__INFORMATION GIVEN__.
___

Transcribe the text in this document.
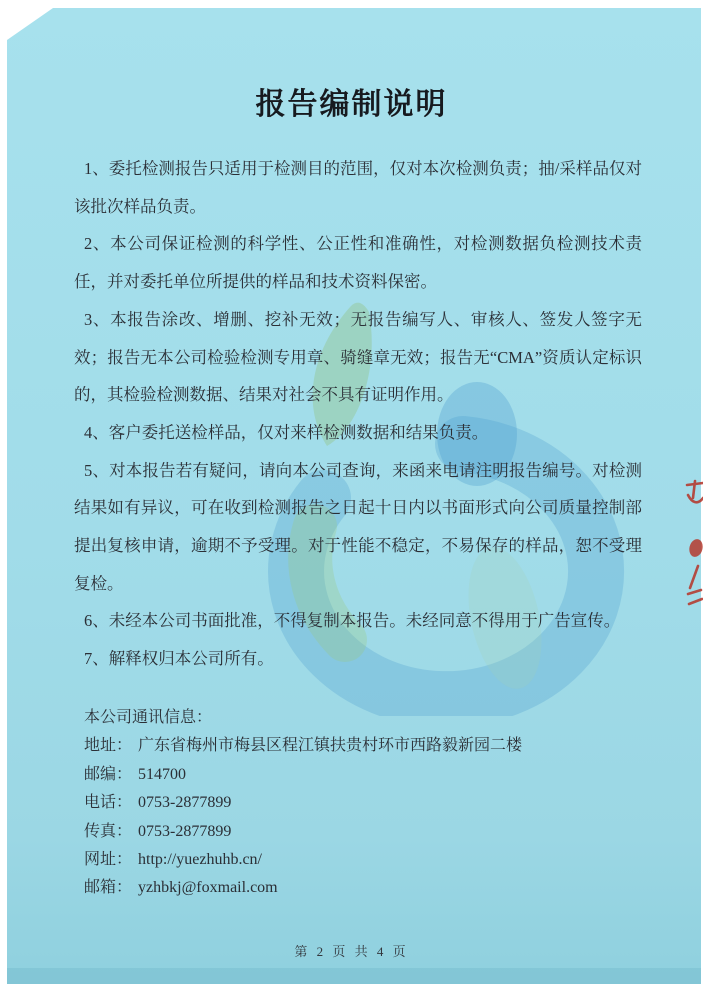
报告编制说明

1、委托检测报告只适用于检测目的范围，仅对本次检测负责；抽/采样品仅对该批次样品负责。

2、本公司保证检测的科学性、公正性和准确性，对检测数据负检测技术责任，并对委托单位所提供的样品和技术资料保密。

3、本报告涂改、增删、挖补无效；无报告编写人、审核人、签发人签字无效；报告无本公司检验检测专用章、骑缝章无效；报告无“CMA”资质认定标识的，其检验检测数据、结果对社会不具有证明作用。

4、客户委托送检样品，仅对来样检测数据和结果负责。

5、对本报告若有疑问，请向本公司查询，来函来电请注明报告编号。对检测结果如有异议，可在收到检测报告之日起十日内以书面形式向公司质量控制部提出复核申请，逾期不予受理。对于性能不稳定，不易保存的样品，恕不受理复检。

6、未经本公司书面批准，不得复制本报告。未经同意不得用于广告宣传。

7、解释权归本公司所有。

本公司通讯信息：
地址： 广东省梅州市梅县区程江镇扶贵村环市西路毅新园二楼
邮编： 514700
电话： 0753-2877899
传真： 0753-2877899
网址： http://yuezhuhb.cn/
邮箱： yzhbkj@foxmail.com
第 2 页 共 4 页
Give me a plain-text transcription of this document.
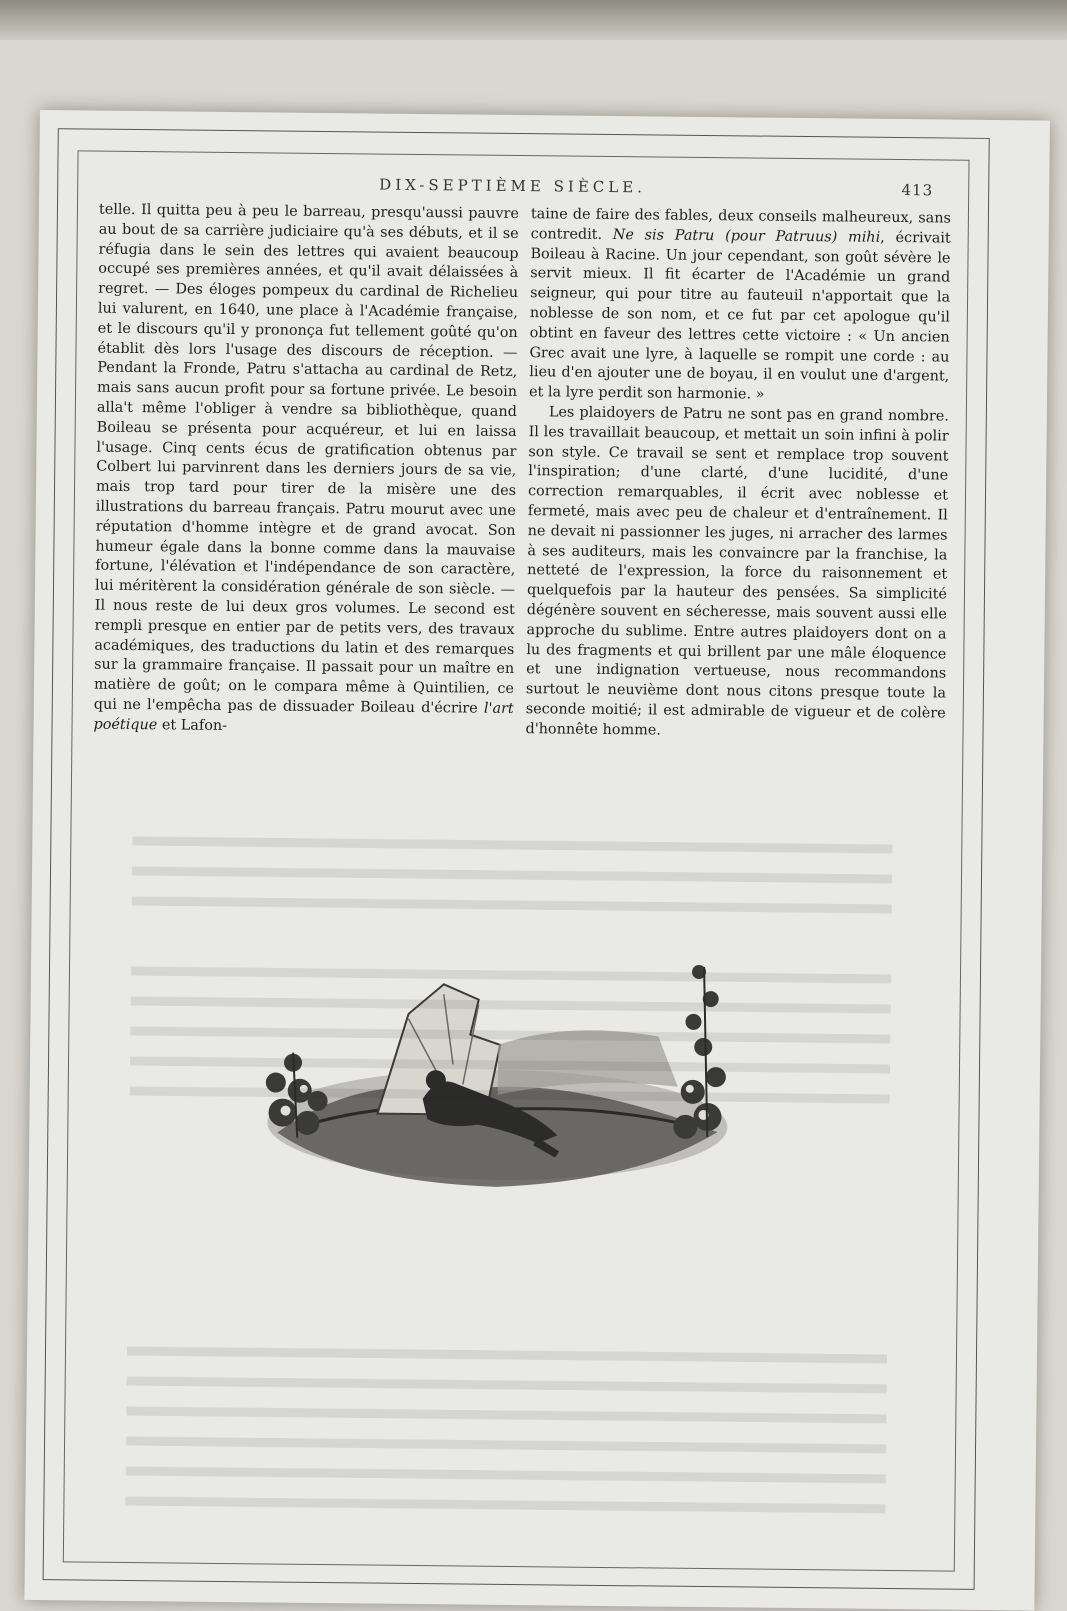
DIX-SEPTIÈME SIÈCLE.	413

telle. Il quitta peu à peu le barreau, presqu'aussi pauvre au bout de sa carrière judiciaire qu'à ses débuts, et il se réfugia dans le sein des lettres qui avaient beaucoup occupé ses premières années, et qu'il avait délaissées à regret. — Des éloges pompeux du cardinal de Richelieu lui valurent, en 1640, une place à l'Académie française, et le discours qu'il y prononça fut tellement goûté qu'on établit dès lors l'usage des discours de réception. — Pendant la Fronde, Patru s'attacha au cardinal de Retz, mais sans aucun profit pour sa fortune privée. Le besoin alla't même l'obliger à vendre sa bibliothèque, quand Boileau se présenta pour acquéreur, et lui en laissa l'usage. Cinq cents écus de gratification obtenus par Colbert lui parvinrent dans les derniers jours de sa vie, mais trop tard pour tirer de la misère une des illustrations du barreau français. Patru mourut avec une réputation d'homme intègre et de grand avocat. Son humeur égale dans la bonne comme dans la mauvaise fortune, l'élévation et l'indépendance de son caractère, lui méritèrent la considération générale de son siècle. — Il nous reste de lui deux gros volumes. Le second est rempli presque en entier par de petits vers, des travaux académiques, des traductions du latin et des remarques sur la grammaire française. Il passait pour un maître en matière de goût; on le compara même à Quintilien, ce qui ne l'empêcha pas de dissuader Boileau d'écrire l'art poétique et Lafon-

taine de faire des fables, deux conseils malheureux, sans contredit. Ne sis Patru (pour Patruus) mihi, écrivait Boileau à Racine. Un jour cependant, son goût sévère le servit mieux. Il fit écarter de l'Académie un grand seigneur, qui pour titre au fauteuil n'apportait que la noblesse de son nom, et ce fut par cet apologue qu'il obtint en faveur des lettres cette victoire : « Un ancien Grec avait une lyre, à laquelle se rompit une corde : au lieu d'en ajouter une de boyau, il en voulut une d'argent, et la lyre perdit son harmonie. »

Les plaidoyers de Patru ne sont pas en grand nombre. Il les travaillait beaucoup, et mettait un soin infini à polir son style. Ce travail se sent et remplace trop souvent l'inspiration; d'une clarté, d'une lucidité, d'une correction remarquables, il écrit avec noblesse et fermeté, mais avec peu de chaleur et d'entraînement. Il ne devait ni passionner les juges, ni arracher des larmes à ses auditeurs, mais les convaincre par la franchise, la netteté de l'expression, la force du raisonnement et quelquefois par la hauteur des pensées. Sa simplicité dégénère souvent en sécheresse, mais souvent aussi elle approche du sublime. Entre autres plaidoyers dont on a lu des fragments et qui brillent par une mâle éloquence et une indignation vertueuse, nous recommandons surtout le neuvième dont nous citons presque toute la seconde moitié; il est admirable de vigueur et de colère d'honnête homme.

___

__STATED TASK__. In the listing above, locate each line with "text" and copy it.

__REPLY TO THE EXERCISE__.
Transcribe the text in this document.
Give me a plain-text transcription of this document.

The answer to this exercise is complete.